=== Provided records ===

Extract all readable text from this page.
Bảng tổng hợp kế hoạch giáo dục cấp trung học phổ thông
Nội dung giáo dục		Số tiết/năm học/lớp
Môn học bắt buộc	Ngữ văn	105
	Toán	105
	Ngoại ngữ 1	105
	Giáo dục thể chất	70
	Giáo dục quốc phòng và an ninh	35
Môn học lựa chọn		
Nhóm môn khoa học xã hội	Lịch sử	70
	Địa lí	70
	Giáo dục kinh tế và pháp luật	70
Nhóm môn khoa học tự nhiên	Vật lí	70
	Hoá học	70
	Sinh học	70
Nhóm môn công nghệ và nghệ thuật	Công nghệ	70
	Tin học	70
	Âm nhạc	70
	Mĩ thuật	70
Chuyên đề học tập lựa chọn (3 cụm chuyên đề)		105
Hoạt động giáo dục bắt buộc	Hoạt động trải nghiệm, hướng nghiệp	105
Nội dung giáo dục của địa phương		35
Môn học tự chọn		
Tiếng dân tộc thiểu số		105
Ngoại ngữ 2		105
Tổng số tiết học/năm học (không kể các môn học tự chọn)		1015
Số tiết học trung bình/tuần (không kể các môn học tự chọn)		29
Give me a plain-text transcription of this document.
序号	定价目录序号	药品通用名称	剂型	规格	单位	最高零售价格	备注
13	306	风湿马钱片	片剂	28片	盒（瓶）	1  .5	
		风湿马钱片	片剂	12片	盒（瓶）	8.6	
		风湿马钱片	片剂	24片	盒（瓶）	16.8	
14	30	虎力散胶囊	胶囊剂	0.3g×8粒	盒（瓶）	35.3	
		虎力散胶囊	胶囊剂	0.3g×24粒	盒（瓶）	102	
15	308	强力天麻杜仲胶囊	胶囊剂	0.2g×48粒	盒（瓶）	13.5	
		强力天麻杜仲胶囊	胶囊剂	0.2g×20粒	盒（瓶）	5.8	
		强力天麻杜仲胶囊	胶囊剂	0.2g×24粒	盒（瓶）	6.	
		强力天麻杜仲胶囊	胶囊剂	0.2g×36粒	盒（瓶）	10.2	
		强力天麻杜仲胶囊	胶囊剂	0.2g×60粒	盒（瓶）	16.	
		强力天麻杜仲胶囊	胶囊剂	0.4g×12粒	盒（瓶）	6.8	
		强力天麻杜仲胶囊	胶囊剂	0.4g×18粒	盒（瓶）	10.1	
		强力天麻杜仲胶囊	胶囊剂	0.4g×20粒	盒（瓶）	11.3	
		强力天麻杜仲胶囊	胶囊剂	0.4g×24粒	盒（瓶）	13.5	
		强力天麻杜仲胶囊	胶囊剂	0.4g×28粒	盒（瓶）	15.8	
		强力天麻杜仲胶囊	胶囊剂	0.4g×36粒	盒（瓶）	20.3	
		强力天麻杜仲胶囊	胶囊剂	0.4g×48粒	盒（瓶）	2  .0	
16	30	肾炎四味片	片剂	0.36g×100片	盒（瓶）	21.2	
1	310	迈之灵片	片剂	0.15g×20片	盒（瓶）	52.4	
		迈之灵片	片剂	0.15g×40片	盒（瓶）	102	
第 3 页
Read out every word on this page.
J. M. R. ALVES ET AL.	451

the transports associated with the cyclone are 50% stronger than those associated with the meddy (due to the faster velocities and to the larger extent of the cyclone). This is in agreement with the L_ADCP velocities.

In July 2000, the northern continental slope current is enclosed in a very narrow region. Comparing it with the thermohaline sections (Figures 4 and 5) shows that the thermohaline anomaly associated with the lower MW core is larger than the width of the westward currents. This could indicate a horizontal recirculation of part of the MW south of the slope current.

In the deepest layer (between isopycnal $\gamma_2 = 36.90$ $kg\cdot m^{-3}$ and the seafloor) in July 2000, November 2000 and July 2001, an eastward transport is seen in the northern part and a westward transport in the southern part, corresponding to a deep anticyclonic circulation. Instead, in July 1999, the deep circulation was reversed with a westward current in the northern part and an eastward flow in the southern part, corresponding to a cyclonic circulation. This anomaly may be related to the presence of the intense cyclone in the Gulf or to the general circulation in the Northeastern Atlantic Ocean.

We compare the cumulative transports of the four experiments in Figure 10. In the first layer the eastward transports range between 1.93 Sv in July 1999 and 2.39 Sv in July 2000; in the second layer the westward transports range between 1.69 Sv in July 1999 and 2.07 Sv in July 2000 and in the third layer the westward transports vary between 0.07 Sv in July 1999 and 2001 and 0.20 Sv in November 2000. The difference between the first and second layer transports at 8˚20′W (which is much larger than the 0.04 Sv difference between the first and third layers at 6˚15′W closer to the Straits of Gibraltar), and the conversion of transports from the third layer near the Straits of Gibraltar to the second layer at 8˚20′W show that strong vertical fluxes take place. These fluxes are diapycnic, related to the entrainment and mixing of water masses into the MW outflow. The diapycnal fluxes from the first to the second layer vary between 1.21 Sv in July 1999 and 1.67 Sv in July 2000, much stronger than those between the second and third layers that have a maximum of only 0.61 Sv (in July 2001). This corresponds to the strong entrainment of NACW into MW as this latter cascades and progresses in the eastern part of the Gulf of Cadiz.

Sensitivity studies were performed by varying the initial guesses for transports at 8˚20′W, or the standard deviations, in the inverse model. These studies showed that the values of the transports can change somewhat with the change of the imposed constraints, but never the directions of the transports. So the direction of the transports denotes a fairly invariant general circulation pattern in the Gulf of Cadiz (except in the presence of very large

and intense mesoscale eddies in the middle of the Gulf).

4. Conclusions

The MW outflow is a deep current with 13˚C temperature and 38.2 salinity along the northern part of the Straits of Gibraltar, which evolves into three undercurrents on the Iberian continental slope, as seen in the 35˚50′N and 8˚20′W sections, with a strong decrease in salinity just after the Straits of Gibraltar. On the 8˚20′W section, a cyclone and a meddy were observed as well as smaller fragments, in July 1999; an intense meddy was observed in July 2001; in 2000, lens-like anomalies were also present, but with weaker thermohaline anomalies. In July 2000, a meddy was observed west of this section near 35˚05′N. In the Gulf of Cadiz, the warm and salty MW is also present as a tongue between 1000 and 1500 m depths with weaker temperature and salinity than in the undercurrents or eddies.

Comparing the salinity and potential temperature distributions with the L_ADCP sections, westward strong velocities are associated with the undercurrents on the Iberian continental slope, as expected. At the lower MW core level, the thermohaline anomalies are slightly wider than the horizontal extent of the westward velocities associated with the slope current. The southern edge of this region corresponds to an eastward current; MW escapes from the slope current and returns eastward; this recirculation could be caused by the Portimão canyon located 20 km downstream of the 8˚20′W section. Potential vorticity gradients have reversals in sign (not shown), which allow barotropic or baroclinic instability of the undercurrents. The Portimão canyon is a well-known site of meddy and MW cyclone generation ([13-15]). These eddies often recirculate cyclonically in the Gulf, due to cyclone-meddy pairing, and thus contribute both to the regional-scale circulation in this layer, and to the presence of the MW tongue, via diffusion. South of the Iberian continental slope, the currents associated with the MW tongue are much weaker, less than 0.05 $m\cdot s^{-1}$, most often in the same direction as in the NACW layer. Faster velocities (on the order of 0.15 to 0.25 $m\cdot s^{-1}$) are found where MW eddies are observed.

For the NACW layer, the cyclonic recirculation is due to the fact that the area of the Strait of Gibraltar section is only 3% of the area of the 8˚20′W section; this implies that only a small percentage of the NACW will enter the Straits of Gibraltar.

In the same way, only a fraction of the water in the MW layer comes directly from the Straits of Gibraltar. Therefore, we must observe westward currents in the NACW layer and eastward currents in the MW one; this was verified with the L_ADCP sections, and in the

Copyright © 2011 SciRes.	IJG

===

Task:
Write the data from above out again, exactly.

Output:
Extract all readable text from this page.
Bảng tổng hợp kế hoạch giáo dục cấp trung học phổ thông
Nội dung giáo dục		Số tiết/năm học/lớp
Môn học bắt buộc	Ngữ văn	105
	Toán	105
	Ngoại ngữ 1	105
	Giáo dục thể chất	70
	Giáo dục quốc phòng và an ninh	35
Môn học lựa chọn		
Nhóm môn khoa học xã hội	Lịch sử	70
	Địa lí	70
	Giáo dục kinh tế và pháp luật	70
Nhóm môn khoa học tự nhiên	Vật lí	70
	Hoá học	70
	Sinh học	70
Nhóm môn công nghệ và nghệ thuật	Công nghệ	70
	Tin học	70
	Âm nhạc	70
	Mĩ thuật	70
Chuyên đề học tập lựa chọn (3 cụm chuyên đề)		105
Hoạt động giáo dục bắt buộc	Hoạt động trải nghiệm, hướng nghiệp	105
Nội dung giáo dục của địa phương		35
Môn học tự chọn		
Tiếng dân tộc thiểu số		105
Ngoại ngữ 2		105
Tổng số tiết học/năm học (không kể các môn học tự chọn)		1015
Số tiết học trung bình/tuần (không kể các môn học tự chọn)		29
Give me a plain-text transcription of this document.
序号	定价目录序号	药品通用名称	剂型	规格	单位	最高零售价格	备注
13	306	风湿马钱片	片剂	28片	盒（瓶）	1  .5	
		风湿马钱片	片剂	12片	盒（瓶）	8.6	
		风湿马钱片	片剂	24片	盒（瓶）	16.8	
14	30	虎力散胶囊	胶囊剂	0.3g×8粒	盒（瓶）	35.3	
		虎力散胶囊	胶囊剂	0.3g×24粒	盒（瓶）	102	
15	308	强力天麻杜仲胶囊	胶囊剂	0.2g×48粒	盒（瓶）	13.5	
		强力天麻杜仲胶囊	胶囊剂	0.2g×20粒	盒（瓶）	5.8	
		强力天麻杜仲胶囊	胶囊剂	0.2g×24粒	盒（瓶）	6.	
		强力天麻杜仲胶囊	胶囊剂	0.2g×36粒	盒（瓶）	10.2	
		强力天麻杜仲胶囊	胶囊剂	0.2g×60粒	盒（瓶）	16.	
		强力天麻杜仲胶囊	胶囊剂	0.4g×12粒	盒（瓶）	6.8	
		强力天麻杜仲胶囊	胶囊剂	0.4g×18粒	盒（瓶）	10.1	
		强力天麻杜仲胶囊	胶囊剂	0.4g×20粒	盒（瓶）	11.3	
		强力天麻杜仲胶囊	胶囊剂	0.4g×24粒	盒（瓶）	13.5	
		强力天麻杜仲胶囊	胶囊剂	0.4g×28粒	盒（瓶）	15.8	
		强力天麻杜仲胶囊	胶囊剂	0.4g×36粒	盒（瓶）	20.3	
		强力天麻杜仲胶囊	胶囊剂	0.4g×48粒	盒（瓶）	2  .0	
16	30	肾炎四味片	片剂	0.36g×100片	盒（瓶）	21.2	
1	310	迈之灵片	片剂	0.15g×20片	盒（瓶）	52.4	
		迈之灵片	片剂	0.15g×40片	盒（瓶）	102	
第 3 页
Read out every word on this page.
J. M. R. ALVES ET AL.	451

the transports associated with the cyclone are 50% stronger than those associated with the meddy (due to the faster velocities and to the larger extent of the cyclone). This is in agreement with the L_ADCP velocities.

In July 2000, the northern continental slope current is enclosed in a very narrow region. Comparing it with the thermohaline sections (Figures 4 and 5) shows that the thermohaline anomaly associated with the lower MW core is larger than the width of the westward currents. This could indicate a horizontal recirculation of part of the MW south of the slope current.

In the deepest layer (between isopycnal $\gamma_2 = 36.90$ $kg\cdot m^{-3}$ and the seafloor) in July 2000, November 2000 and July 2001, an eastward transport is seen in the northern part and a westward transport in the southern part, corresponding to a deep anticyclonic circulation. Instead, in July 1999, the deep circulation was reversed with a westward current in the northern part and an eastward flow in the southern part, corresponding to a cyclonic circulation. This anomaly may be related to the presence of the intense cyclone in the Gulf or to the general circulation in the Northeastern Atlantic Ocean.

We compare the cumulative transports of the four experiments in Figure 10. In the first layer the eastward transports range between 1.93 Sv in July 1999 and 2.39 Sv in July 2000; in the second layer the westward transports range between 1.69 Sv in July 1999 and 2.07 Sv in July 2000 and in the third layer the westward transports vary between 0.07 Sv in July 1999 and 2001 and 0.20 Sv in November 2000. The difference between the first and second layer transports at 8˚20′W (which is much larger than the 0.04 Sv difference between the first and third layers at 6˚15′W closer to the Straits of Gibraltar), and the conversion of transports from the third layer near the Straits of Gibraltar to the second layer at 8˚20′W show that strong vertical fluxes take place. These fluxes are diapycnic, related to the entrainment and mixing of water masses into the MW outflow. The diapycnal fluxes from the first to the second layer vary between 1.21 Sv in July 1999 and 1.67 Sv in July 2000, much stronger than those between the second and third layers that have a maximum of only 0.61 Sv (in July 2001). This corresponds to the strong entrainment of NACW into MW as this latter cascades and progresses in the eastern part of the Gulf of Cadiz.

Sensitivity studies were performed by varying the initial guesses for transports at 8˚20′W, or the standard deviations, in the inverse model. These studies showed that the values of the transports can change somewhat with the change of the imposed constraints, but never the directions of the transports. So the direction of the transports denotes a fairly invariant general circulation pattern in the Gulf of Cadiz (except in the presence of very large

and intense mesoscale eddies in the middle of the Gulf).

4. Conclusions

The MW outflow is a deep current with 13˚C temperature and 38.2 salinity along the northern part of the Straits of Gibraltar, which evolves into three undercurrents on the Iberian continental slope, as seen in the 35˚50′N and 8˚20′W sections, with a strong decrease in salinity just after the Straits of Gibraltar. On the 8˚20′W section, a cyclone and a meddy were observed as well as smaller fragments, in July 1999; an intense meddy was observed in July 2001; in 2000, lens-like anomalies were also present, but with weaker thermohaline anomalies. In July 2000, a meddy was observed west of this section near 35˚05′N. In the Gulf of Cadiz, the warm and salty MW is also present as a tongue between 1000 and 1500 m depths with weaker temperature and salinity than in the undercurrents or eddies.

Comparing the salinity and potential temperature distributions with the L_ADCP sections, westward strong velocities are associated with the undercurrents on the Iberian continental slope, as expected. At the lower MW core level, the thermohaline anomalies are slightly wider than the horizontal extent of the westward velocities associated with the slope current. The southern edge of this region corresponds to an eastward current; MW escapes from the slope current and returns eastward; this recirculation could be caused by the Portimão canyon located 20 km downstream of the 8˚20′W section. Potential vorticity gradients have reversals in sign (not shown), which allow barotropic or baroclinic instability of the undercurrents. The Portimão canyon is a well-known site of meddy and MW cyclone generation ([13-15]). These eddies often recirculate cyclonically in the Gulf, due to cyclone-meddy pairing, and thus contribute both to the regional-scale circulation in this layer, and to the presence of the MW tongue, via diffusion. South of the Iberian continental slope, the currents associated with the MW tongue are much weaker, less than 0.05 $m\cdot s^{-1}$, most often in the same direction as in the NACW layer. Faster velocities (on the order of 0.15 to 0.25 $m\cdot s^{-1}$) are found where MW eddies are observed.

For the NACW layer, the cyclonic recirculation is due to the fact that the area of the Strait of Gibraltar section is only 3% of the area of the 8˚20′W section; this implies that only a small percentage of the NACW will enter the Straits of Gibraltar.

In the same way, only a fraction of the water in the MW layer comes directly from the Straits of Gibraltar. Therefore, we must observe westward currents in the NACW layer and eastward currents in the MW one; this was verified with the L_ADCP sections, and in the

Copyright © 2011 SciRes.	IJG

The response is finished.